[Required task]
Write the listing below out again exactly, dropping the images.

══ Material for this task

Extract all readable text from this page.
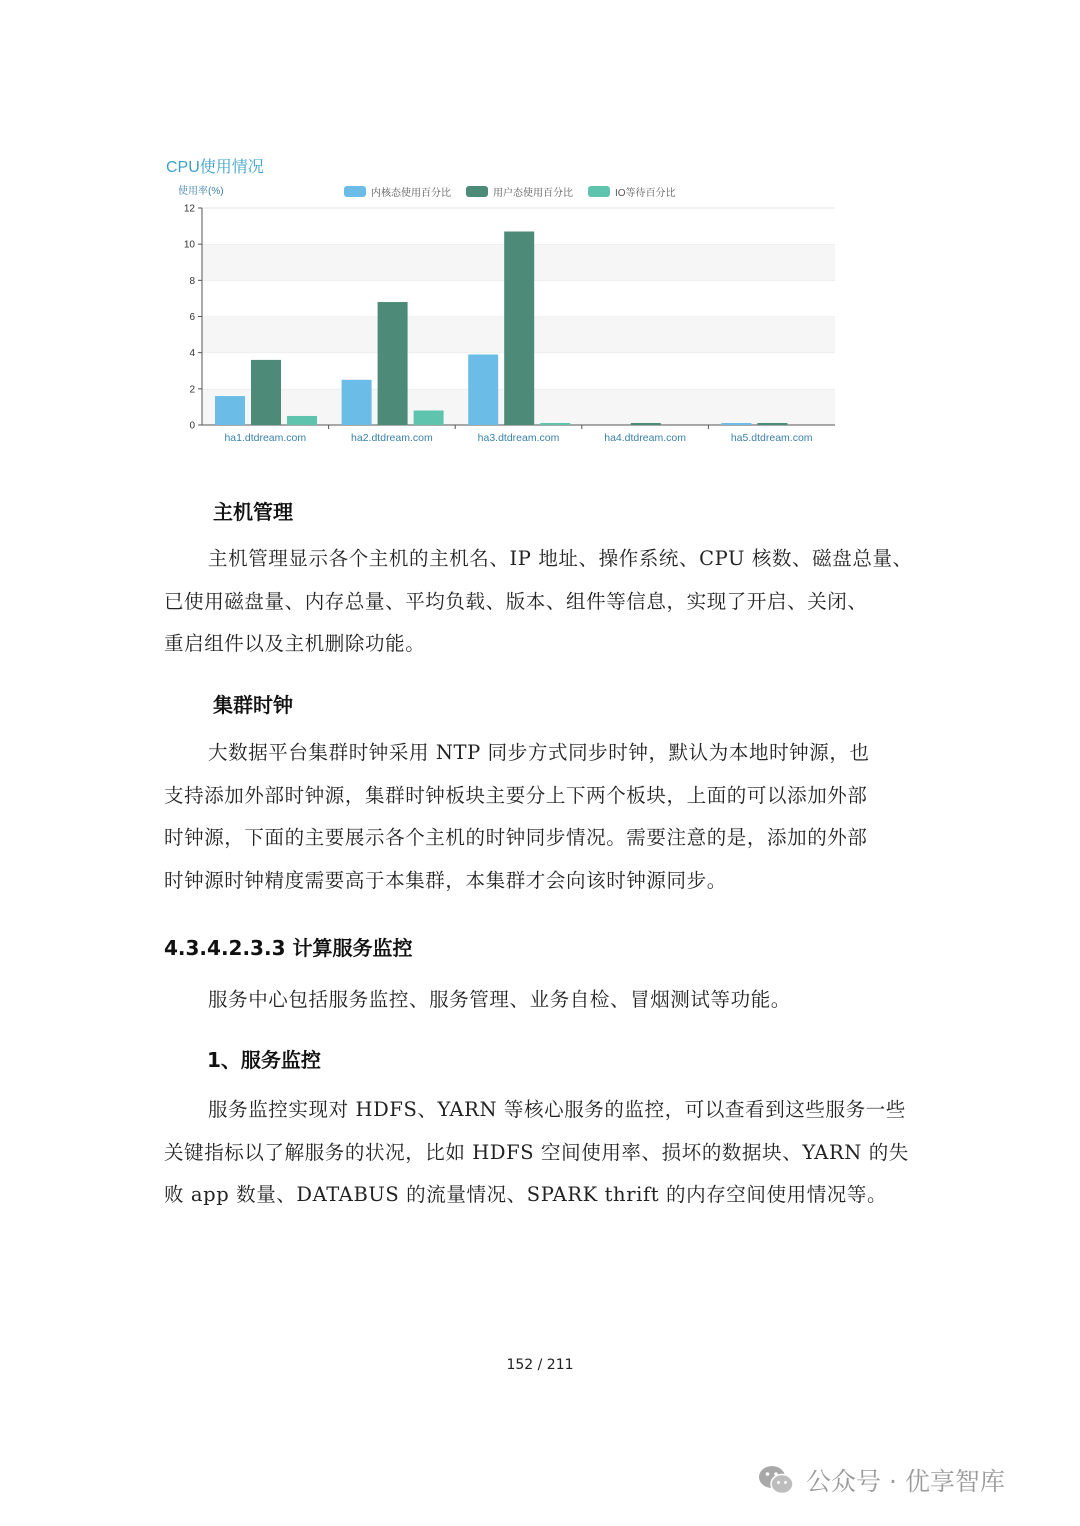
CPU使用情况
使用率(%)	内核态使用百分比	用户态使用百分比	IO等待百分比
0
2
4
6
8
10
12
ha1.dtdream.com	ha2.dtdream.com	ha3.dtdream.com	ha4.dtdream.com	ha5.dtdream.com
主机管理

主机管理显示各个主机的主机名、IP 地址、操作系统、CPU 核数、磁盘总量、
已使用磁盘量、内存总量、平均负载、版本、组件等信息，实现了开启、关闭、
重启组件以及主机删除功能。

集群时钟

大数据平台集群时钟采用 NTP 同步方式同步时钟，默认为本地时钟源，也
支持添加外部时钟源，集群时钟板块主要分上下两个板块，上面的可以添加外部
时钟源，下面的主要展示各个主机的时钟同步情况。需要注意的是，添加的外部
时钟源时钟精度需要高于本集群，本集群才会向该时钟源同步。

4.3.4.2.3.3 计算服务监控

服务中心包括服务监控、服务管理、业务自检、冒烟测试等功能。

1、服务监控

服务监控实现对 HDFS、YARN 等核心服务的监控，可以查看到这些服务一些
关键指标以了解服务的状况，比如 HDFS 空间使用率、损坏的数据块、YARN 的失
败 app 数量、DATABUS 的流量情况、SPARK thrift 的内存空间使用情况等。

152 / 211
公众号 · 优享智库
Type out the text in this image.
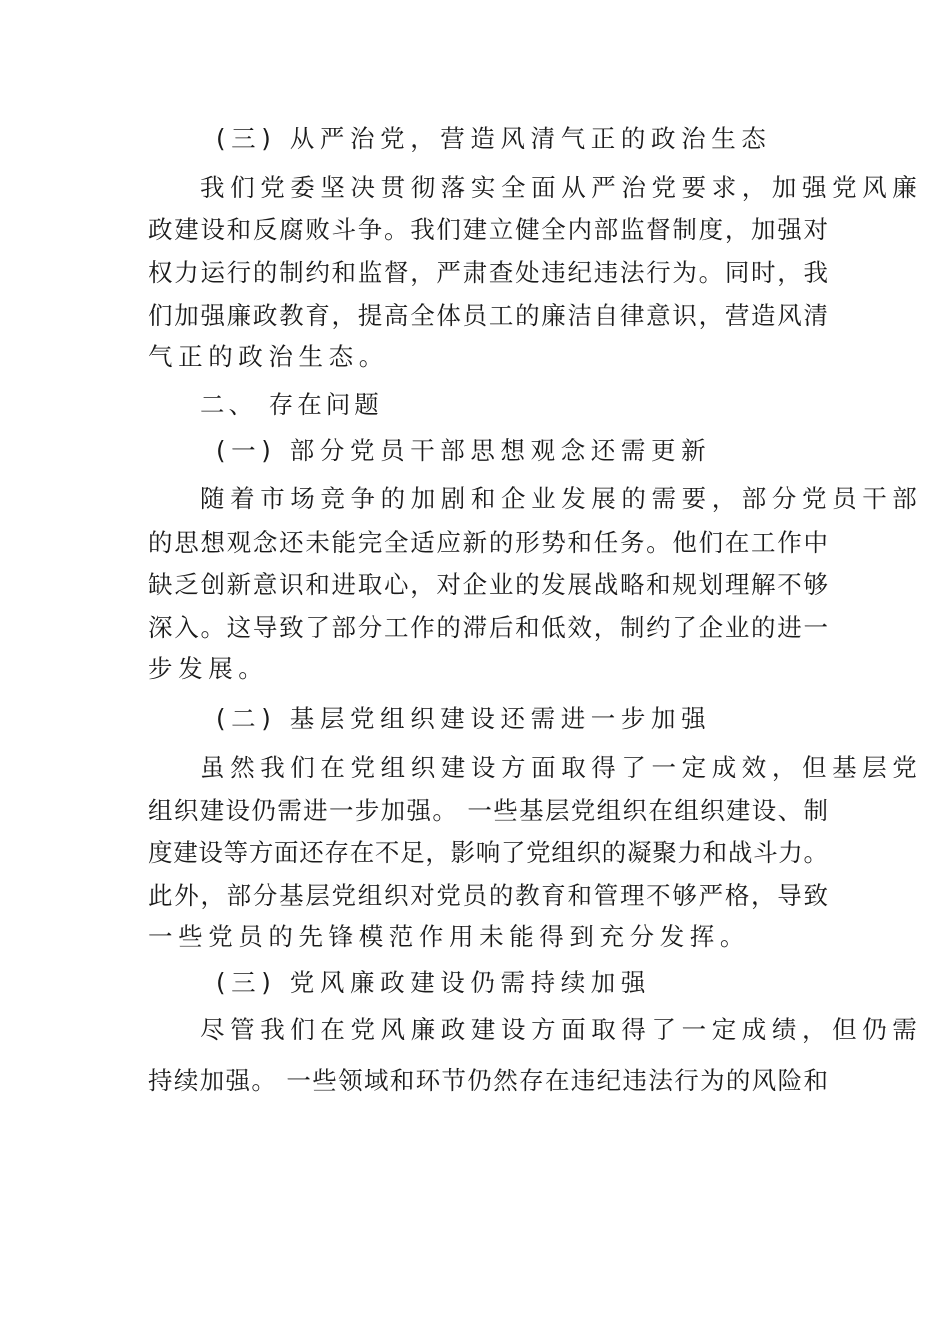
(三) 从严治党，营造风清气正的政治生态
我们党委坚决贯彻落实全面从严治党要求，加强党风廉
政建设和反腐败斗争。我们建立健全内部监督制度，加强对
权力运行的制约和监督，严肃查处违纪违法行为。同时，我
们加强廉政教育，提高全体员工的廉洁自律意识，营造风清
气正的政治生态。
二、 存在问题
(一) 部分党员干部思想观念还需更新
随着市场竞争的加剧和企业发展的需要，部分党员干部
的思想观念还未能完全适应新的形势和任务。他们在工作中
缺乏创新意识和进取心，对企业的发展战略和规划理解不够
深入。这导致了部分工作的滞后和低效，制约了企业的进一
步发展。
(二) 基层党组织建设还需进一步加强
虽然我们在党组织建设方面取得了一定成效，但基层党
组织建设仍需进一步加强。 一些基层党组织在组织建设、制
度建设等方面还存在不足，影响了党组织的凝聚力和战斗力。
此外，部分基层党组织对党员的教育和管理不够严格，导致
一些党员的先锋模范作用未能得到充分发挥。
(三) 党风廉政建设仍需持续加强
尽管我们在党风廉政建设方面取得了一定成绩，但仍需
持续加强。 一些领域和环节仍然存在违纪违法行为的风险和
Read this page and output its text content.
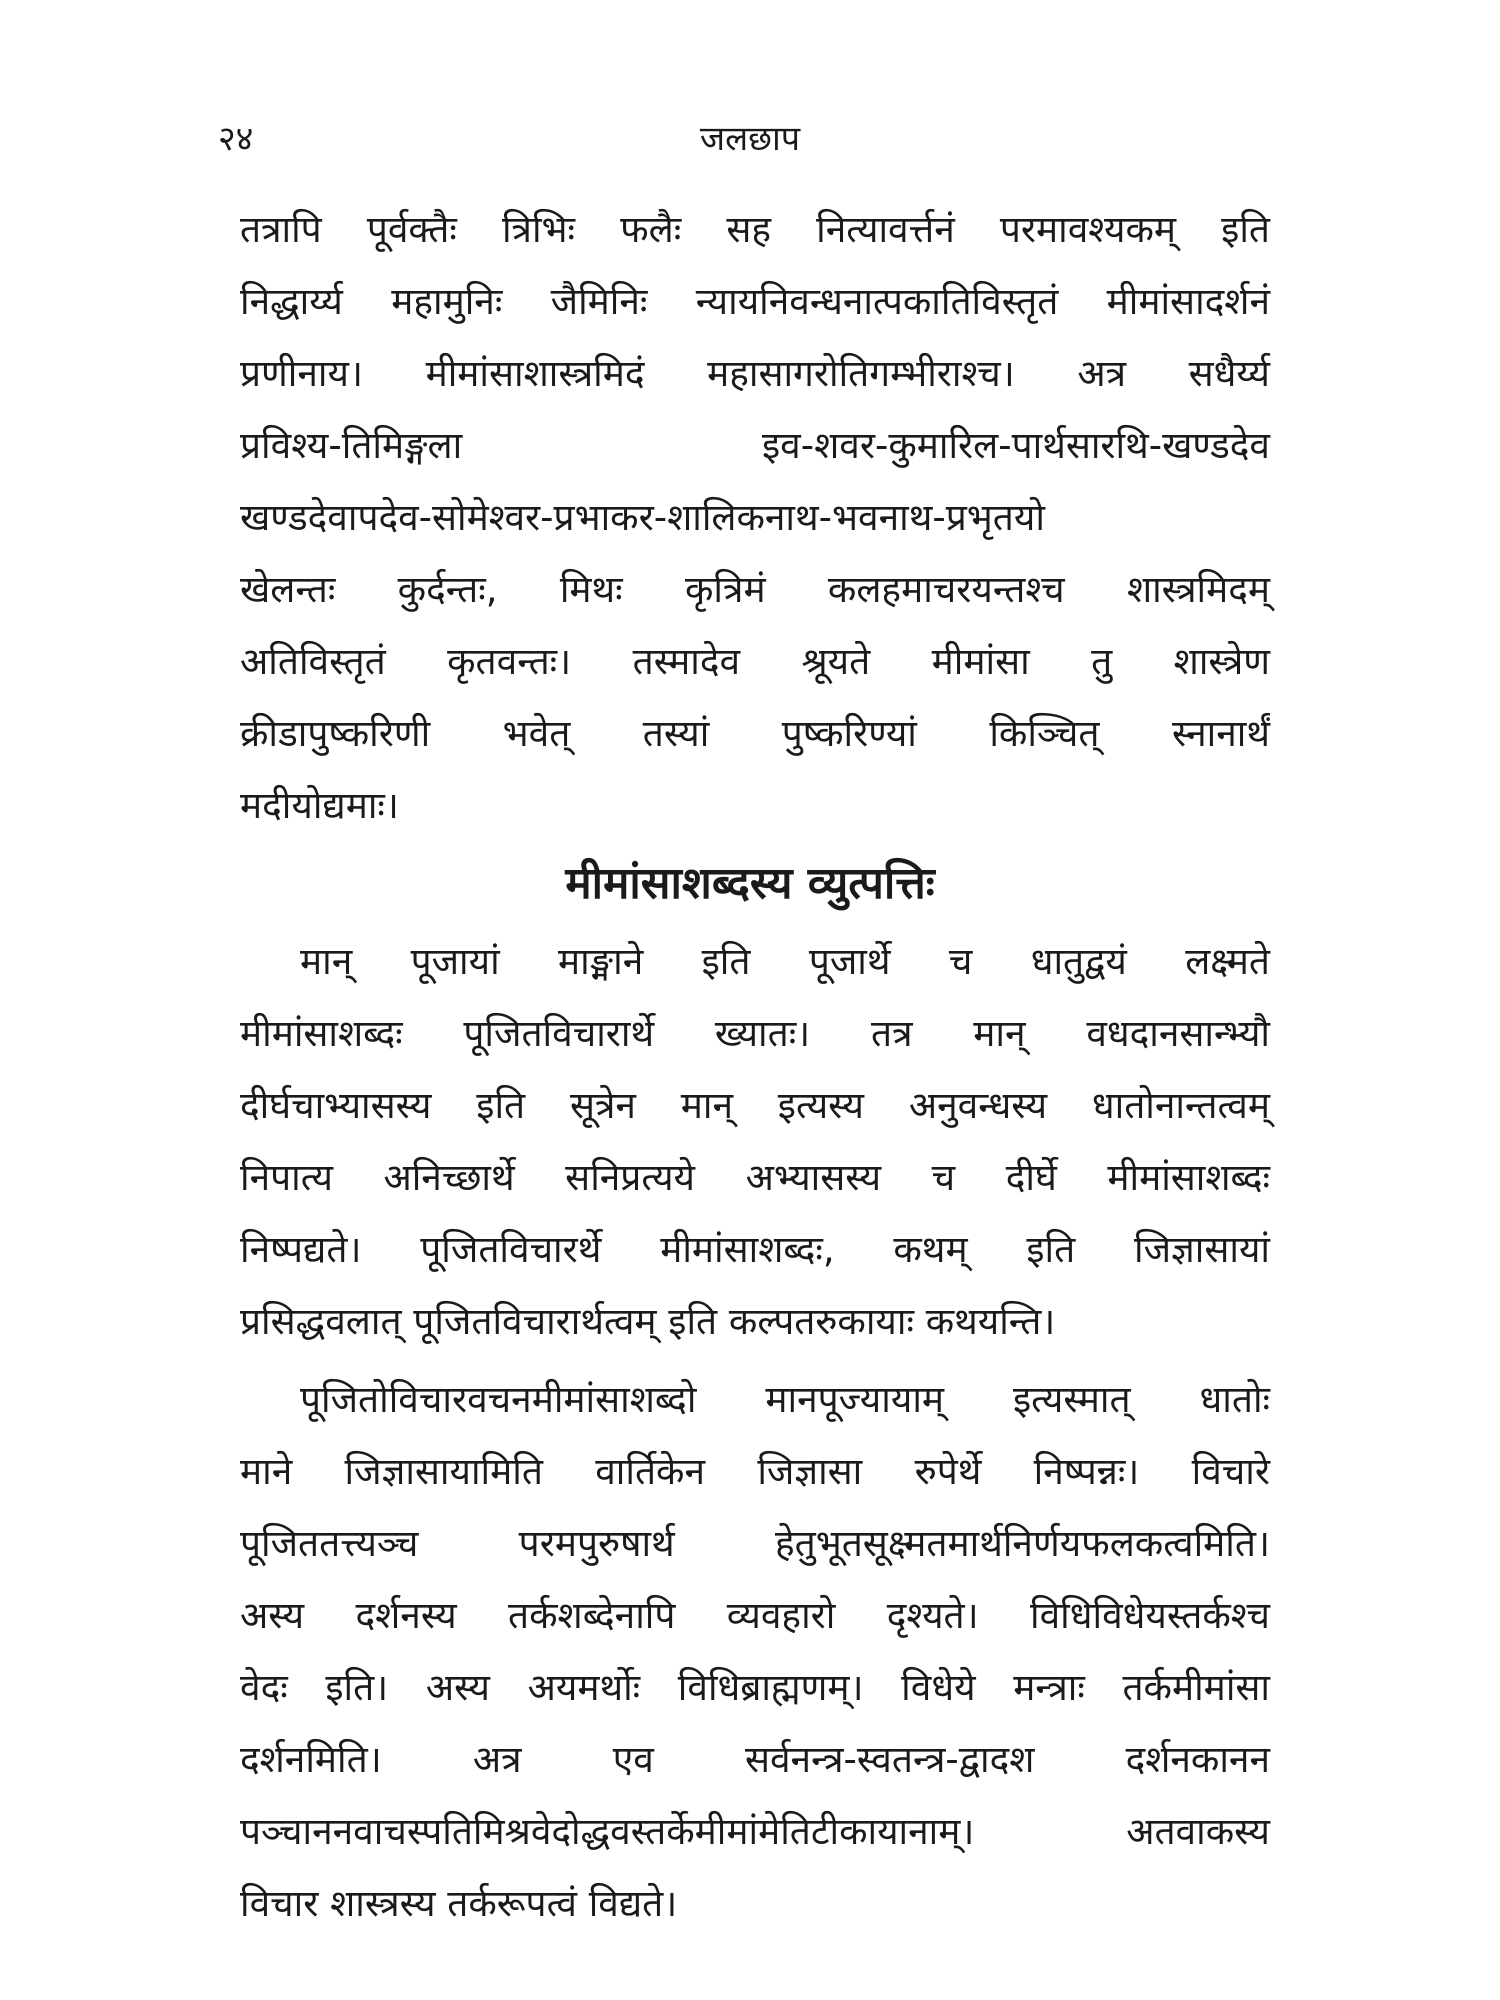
२४	जलछाप
तत्रापि पूर्वक्तैः त्रिभिः फलैः सह नित्यावर्त्तनं परमावश्यकम् इति
निद्धार्य्य महामुनिः जैमिनिः न्यायनिवन्धनात्पकातिविस्तृतं मीमांसादर्शनं
प्रणीनाय। मीमांसाशास्त्रमिदं महासागरोतिगम्भीराश्च। अत्र सधैर्य्य
प्रविश्य-तिमिङ्गला इव-शवर-कुमारिल-पार्थसारथि-खण्डदेव
खण्डदेवापदेव-सोमेश्वर-प्रभाकर-शालिकनाथ-भवनाथ-प्रभृतयो
खेलन्तः कुर्दन्तः, मिथः कृत्रिमं कलहमाचरयन्तश्च शास्त्रमिदम्
अतिविस्तृतं कृतवन्तः। तस्मादेव श्रूयते मीमांसा तु शास्त्रेण
क्रीडापुष्करिणी भवेत् तस्यां पुष्करिण्यां किञ्चित् स्नानार्थं
मदीयोद्यमाः।
मीमांसाशब्दस्य व्युत्पत्तिः
मान् पूजायां माङ्माने इति पूजार्थे च धातुद्वयं लक्ष्मते
मीमांसाशब्दः पूजितविचारार्थे ख्यातः। तत्र मान् वधदानसान्भ्यौ
दीर्घचाभ्यासस्य इति सूत्रेन मान् इत्यस्य अनुवन्धस्य धातोनान्तत्वम्
निपात्य अनिच्छार्थे सनिप्रत्यये अभ्यासस्य च दीर्घे मीमांसाशब्दः
निष्पद्यते। पूजितविचारर्थे मीमांसाशब्दः, कथम् इति जिज्ञासायां
प्रसिद्धवलात् पूजितविचारार्थत्वम् इति कल्पतरुकायाः कथयन्ति।
पूजितोविचारवचनमीमांसाशब्दो मानपूज्यायाम् इत्यस्मात् धातोः
माने जिज्ञासायामिति वार्तिकेन जिज्ञासा रुपेर्थे निष्पन्नः। विचारे
पूजिततत्त्यञ्च परमपुरुषार्थ हेतुभूतसूक्ष्मतमार्थनिर्णयफलकत्वमिति।
अस्य दर्शनस्य तर्कशब्देनापि व्यवहारो दृश्यते। विधिविधेयस्तर्कश्च
वेदः इति। अस्य अयमर्थोः विधिब्राह्मणम्। विधेये मन्त्राः तर्कमीमांसा
दर्शनमिति। अत्र एव सर्वनन्त्र-स्वतन्त्र-द्वादश दर्शनकानन
पञ्चाननवाचस्पतिमिश्रवेदोद्धवस्तर्केमीमांमेतिटीकायानाम्। अतवाकस्य
विचार शास्त्रस्य तर्करूपत्वं विद्यते।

════

[The output]
Extract all readable text from this page.
CPU使用情况
使用率(%)	内核态使用百分比	用户态使用百分比	IO等待百分比
0
2
4
6
8
10
12
ha1.dtdream.com	ha2.dtdream.com	ha3.dtdream.com	ha4.dtdream.com	ha5.dtdream.com
主机管理

主机管理显示各个主机的主机名、IP 地址、操作系统、CPU 核数、磁盘总量、
已使用磁盘量、内存总量、平均负载、版本、组件等信息，实现了开启、关闭、
重启组件以及主机删除功能。

集群时钟

大数据平台集群时钟采用 NTP 同步方式同步时钟，默认为本地时钟源，也
支持添加外部时钟源，集群时钟板块主要分上下两个板块，上面的可以添加外部
时钟源，下面的主要展示各个主机的时钟同步情况。需要注意的是，添加的外部
时钟源时钟精度需要高于本集群，本集群才会向该时钟源同步。

4.3.4.2.3.3 计算服务监控

服务中心包括服务监控、服务管理、业务自检、冒烟测试等功能。

1、服务监控

服务监控实现对 HDFS、YARN 等核心服务的监控，可以查看到这些服务一些
关键指标以了解服务的状况，比如 HDFS 空间使用率、损坏的数据块、YARN 的失
败 app 数量、DATABUS 的流量情况、SPARK thrift 的内存空间使用情况等。

152 / 211
公众号 · 优享智库
Type out the text in this image.
(三) 从严治党，营造风清气正的政治生态
我们党委坚决贯彻落实全面从严治党要求，加强党风廉
政建设和反腐败斗争。我们建立健全内部监督制度，加强对
权力运行的制约和监督，严肃查处违纪违法行为。同时，我
们加强廉政教育，提高全体员工的廉洁自律意识，营造风清
气正的政治生态。
二、 存在问题
(一) 部分党员干部思想观念还需更新
随着市场竞争的加剧和企业发展的需要，部分党员干部
的思想观念还未能完全适应新的形势和任务。他们在工作中
缺乏创新意识和进取心，对企业的发展战略和规划理解不够
深入。这导致了部分工作的滞后和低效，制约了企业的进一
步发展。
(二) 基层党组织建设还需进一步加强
虽然我们在党组织建设方面取得了一定成效，但基层党
组织建设仍需进一步加强。 一些基层党组织在组织建设、制
度建设等方面还存在不足，影响了党组织的凝聚力和战斗力。
此外，部分基层党组织对党员的教育和管理不够严格，导致
一些党员的先锋模范作用未能得到充分发挥。
(三) 党风廉政建设仍需持续加强
尽管我们在党风廉政建设方面取得了一定成绩，但仍需
持续加强。 一些领域和环节仍然存在违纪违法行为的风险和
Read this page and output its text content.
२४	जलछाप
तत्रापि पूर्वक्तैः त्रिभिः फलैः सह नित्यावर्त्तनं परमावश्यकम् इति
निद्धार्य्य महामुनिः जैमिनिः न्यायनिवन्धनात्पकातिविस्तृतं मीमांसादर्शनं
प्रणीनाय। मीमांसाशास्त्रमिदं महासागरोतिगम्भीराश्च। अत्र सधैर्य्य
प्रविश्य-तिमिङ्गला इव-शवर-कुमारिल-पार्थसारथि-खण्डदेव
खण्डदेवापदेव-सोमेश्वर-प्रभाकर-शालिकनाथ-भवनाथ-प्रभृतयो
खेलन्तः कुर्दन्तः, मिथः कृत्रिमं कलहमाचरयन्तश्च शास्त्रमिदम्
अतिविस्तृतं कृतवन्तः। तस्मादेव श्रूयते मीमांसा तु शास्त्रेण
क्रीडापुष्करिणी भवेत् तस्यां पुष्करिण्यां किञ्चित् स्नानार्थं
मदीयोद्यमाः।
मीमांसाशब्दस्य व्युत्पत्तिः
मान् पूजायां माङ्माने इति पूजार्थे च धातुद्वयं लक्ष्मते
मीमांसाशब्दः पूजितविचारार्थे ख्यातः। तत्र मान् वधदानसान्भ्यौ
दीर्घचाभ्यासस्य इति सूत्रेन मान् इत्यस्य अनुवन्धस्य धातोनान्तत्वम्
निपात्य अनिच्छार्थे सनिप्रत्यये अभ्यासस्य च दीर्घे मीमांसाशब्दः
निष्पद्यते। पूजितविचारर्थे मीमांसाशब्दः, कथम् इति जिज्ञासायां
प्रसिद्धवलात् पूजितविचारार्थत्वम् इति कल्पतरुकायाः कथयन्ति।
पूजितोविचारवचनमीमांसाशब्दो मानपूज्यायाम् इत्यस्मात् धातोः
माने जिज्ञासायामिति वार्तिकेन जिज्ञासा रुपेर्थे निष्पन्नः। विचारे
पूजिततत्त्यञ्च परमपुरुषार्थ हेतुभूतसूक्ष्मतमार्थनिर्णयफलकत्वमिति।
अस्य दर्शनस्य तर्कशब्देनापि व्यवहारो दृश्यते। विधिविधेयस्तर्कश्च
वेदः इति। अस्य अयमर्थोः विधिब्राह्मणम्। विधेये मन्त्राः तर्कमीमांसा
दर्शनमिति। अत्र एव सर्वनन्त्र-स्वतन्त्र-द्वादश दर्शनकानन
पञ्चाननवाचस्पतिमिश्रवेदोद्धवस्तर्केमीमांमेतिटीकायानाम्। अतवाकस्य
विचार शास्त्रस्य तर्करूपत्वं विद्यते।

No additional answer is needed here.